DIRECTIONS.
Take the material and output all of it exactly.

INFORMATION GIVEN.
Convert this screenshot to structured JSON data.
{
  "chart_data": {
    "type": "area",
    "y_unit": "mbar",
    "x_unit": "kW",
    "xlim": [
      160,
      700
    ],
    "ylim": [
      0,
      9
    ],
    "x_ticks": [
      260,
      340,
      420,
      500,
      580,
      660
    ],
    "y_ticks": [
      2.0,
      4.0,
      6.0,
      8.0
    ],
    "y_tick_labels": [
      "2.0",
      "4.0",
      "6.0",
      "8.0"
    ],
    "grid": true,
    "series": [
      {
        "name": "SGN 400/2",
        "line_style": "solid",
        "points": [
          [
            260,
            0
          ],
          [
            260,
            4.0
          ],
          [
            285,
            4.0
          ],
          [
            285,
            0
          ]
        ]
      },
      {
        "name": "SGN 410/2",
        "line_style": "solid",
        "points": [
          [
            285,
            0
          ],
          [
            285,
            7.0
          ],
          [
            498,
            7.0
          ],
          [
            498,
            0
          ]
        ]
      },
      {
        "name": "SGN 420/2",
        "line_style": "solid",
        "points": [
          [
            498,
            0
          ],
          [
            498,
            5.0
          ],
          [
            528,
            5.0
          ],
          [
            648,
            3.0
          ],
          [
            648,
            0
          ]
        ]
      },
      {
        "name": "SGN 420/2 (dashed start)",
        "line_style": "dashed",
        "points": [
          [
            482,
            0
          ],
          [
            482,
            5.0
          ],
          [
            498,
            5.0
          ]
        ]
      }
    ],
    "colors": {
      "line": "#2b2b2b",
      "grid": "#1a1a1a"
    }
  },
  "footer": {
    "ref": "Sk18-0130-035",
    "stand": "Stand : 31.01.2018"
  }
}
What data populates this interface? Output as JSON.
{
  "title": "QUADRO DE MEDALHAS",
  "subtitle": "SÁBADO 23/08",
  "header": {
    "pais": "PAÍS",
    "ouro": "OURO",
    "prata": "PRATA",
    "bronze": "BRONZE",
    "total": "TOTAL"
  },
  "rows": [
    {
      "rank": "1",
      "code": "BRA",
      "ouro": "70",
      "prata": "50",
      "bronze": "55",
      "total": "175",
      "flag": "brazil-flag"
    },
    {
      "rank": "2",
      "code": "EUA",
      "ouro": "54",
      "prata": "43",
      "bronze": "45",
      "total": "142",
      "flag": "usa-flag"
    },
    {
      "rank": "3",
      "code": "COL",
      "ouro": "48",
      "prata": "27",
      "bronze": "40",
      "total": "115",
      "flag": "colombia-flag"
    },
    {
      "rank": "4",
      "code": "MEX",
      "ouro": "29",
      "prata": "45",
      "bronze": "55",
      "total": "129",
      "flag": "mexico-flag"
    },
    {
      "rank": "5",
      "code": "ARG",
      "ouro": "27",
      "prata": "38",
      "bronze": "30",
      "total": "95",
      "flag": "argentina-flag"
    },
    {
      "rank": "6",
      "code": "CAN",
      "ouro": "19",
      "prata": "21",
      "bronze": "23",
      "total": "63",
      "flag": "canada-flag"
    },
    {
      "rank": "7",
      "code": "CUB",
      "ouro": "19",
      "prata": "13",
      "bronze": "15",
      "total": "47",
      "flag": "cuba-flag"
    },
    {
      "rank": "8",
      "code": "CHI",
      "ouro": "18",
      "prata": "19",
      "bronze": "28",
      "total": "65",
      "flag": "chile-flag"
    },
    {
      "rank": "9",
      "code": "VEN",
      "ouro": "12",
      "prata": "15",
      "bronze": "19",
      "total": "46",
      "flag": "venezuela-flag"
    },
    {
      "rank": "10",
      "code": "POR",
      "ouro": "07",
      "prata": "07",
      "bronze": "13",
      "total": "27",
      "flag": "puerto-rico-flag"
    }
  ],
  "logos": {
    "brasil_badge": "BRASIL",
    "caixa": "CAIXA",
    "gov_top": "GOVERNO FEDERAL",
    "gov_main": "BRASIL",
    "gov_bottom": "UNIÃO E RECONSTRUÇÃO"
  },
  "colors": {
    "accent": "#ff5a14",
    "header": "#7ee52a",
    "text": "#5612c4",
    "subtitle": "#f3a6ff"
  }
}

WRITTEN RESPONSE.
Convert this screenshot to structured JSON data.
{
  "chart_data": {
    "type": "area",
    "y_unit": "mbar",
    "x_unit": "kW",
    "xlim": [
      160,
      700
    ],
    "ylim": [
      0,
      9
    ],
    "x_ticks": [
      260,
      340,
      420,
      500,
      580,
      660
    ],
    "y_ticks": [
      2.0,
      4.0,
      6.0,
      8.0
    ],
    "y_tick_labels": [
      "2.0",
      "4.0",
      "6.0",
      "8.0"
    ],
    "grid": true,
    "series": [
      {
        "name": "SGN 400/2",
        "line_style": "solid",
        "points": [
          [
            260,
            0
          ],
          [
            260,
            4.0
          ],
          [
            285,
            4.0
          ],
          [
            285,
            0
          ]
        ]
      },
      {
        "name": "SGN 410/2",
        "line_style": "solid",
        "points": [
          [
            285,
            0
          ],
          [
            285,
            7.0
          ],
          [
            498,
            7.0
          ],
          [
            498,
            0
          ]
        ]
      },
      {
        "name": "SGN 420/2",
        "line_style": "solid",
        "points": [
          [
            498,
            0
          ],
          [
            498,
            5.0
          ],
          [
            528,
            5.0
          ],
          [
            648,
            3.0
          ],
          [
            648,
            0
          ]
        ]
      },
      {
        "name": "SGN 420/2 (dashed start)",
        "line_style": "dashed",
        "points": [
          [
            482,
            0
          ],
          [
            482,
            5.0
          ],
          [
            498,
            5.0
          ]
        ]
      }
    ],
    "colors": {
      "line": "#2b2b2b",
      "grid": "#1a1a1a"
    }
  },
  "footer": {
    "ref": "Sk18-0130-035",
    "stand": "Stand : 31.01.2018"
  }
}
What data populates this interface? Output as JSON.
{
  "title": "QUADRO DE MEDALHAS",
  "subtitle": "SÁBADO 23/08",
  "header": {
    "pais": "PAÍS",
    "ouro": "OURO",
    "prata": "PRATA",
    "bronze": "BRONZE",
    "total": "TOTAL"
  },
  "rows": [
    {
      "rank": "1",
      "code": "BRA",
      "ouro": "70",
      "prata": "50",
      "bronze": "55",
      "total": "175",
      "flag": "brazil-flag"
    },
    {
      "rank": "2",
      "code": "EUA",
      "ouro": "54",
      "prata": "43",
      "bronze": "45",
      "total": "142",
      "flag": "usa-flag"
    },
    {
      "rank": "3",
      "code": "COL",
      "ouro": "48",
      "prata": "27",
      "bronze": "40",
      "total": "115",
      "flag": "colombia-flag"
    },
    {
      "rank": "4",
      "code": "MEX",
      "ouro": "29",
      "prata": "45",
      "bronze": "55",
      "total": "129",
      "flag": "mexico-flag"
    },
    {
      "rank": "5",
      "code": "ARG",
      "ouro": "27",
      "prata": "38",
      "bronze": "30",
      "total": "95",
      "flag": "argentina-flag"
    },
    {
      "rank": "6",
      "code": "CAN",
      "ouro": "19",
      "prata": "21",
      "bronze": "23",
      "total": "63",
      "flag": "canada-flag"
    },
    {
      "rank": "7",
      "code": "CUB",
      "ouro": "19",
      "prata": "13",
      "bronze": "15",
      "total": "47",
      "flag": "cuba-flag"
    },
    {
      "rank": "8",
      "code": "CHI",
      "ouro": "18",
      "prata": "19",
      "bronze": "28",
      "total": "65",
      "flag": "chile-flag"
    },
    {
      "rank": "9",
      "code": "VEN",
      "ouro": "12",
      "prata": "15",
      "bronze": "19",
      "total": "46",
      "flag": "venezuela-flag"
    },
    {
      "rank": "10",
      "code": "POR",
      "ouro": "07",
      "prata": "07",
      "bronze": "13",
      "total": "27",
      "flag": "puerto-rico-flag"
    }
  ],
  "logos": {
    "brasil_badge": "BRASIL",
    "caixa": "CAIXA",
    "gov_top": "GOVERNO FEDERAL",
    "gov_main": "BRASIL",
    "gov_bottom": "UNIÃO E RECONSTRUÇÃO"
  },
  "colors": {
    "accent": "#ff5a14",
    "header": "#7ee52a",
    "text": "#5612c4",
    "subtitle": "#f3a6ff"
  }
}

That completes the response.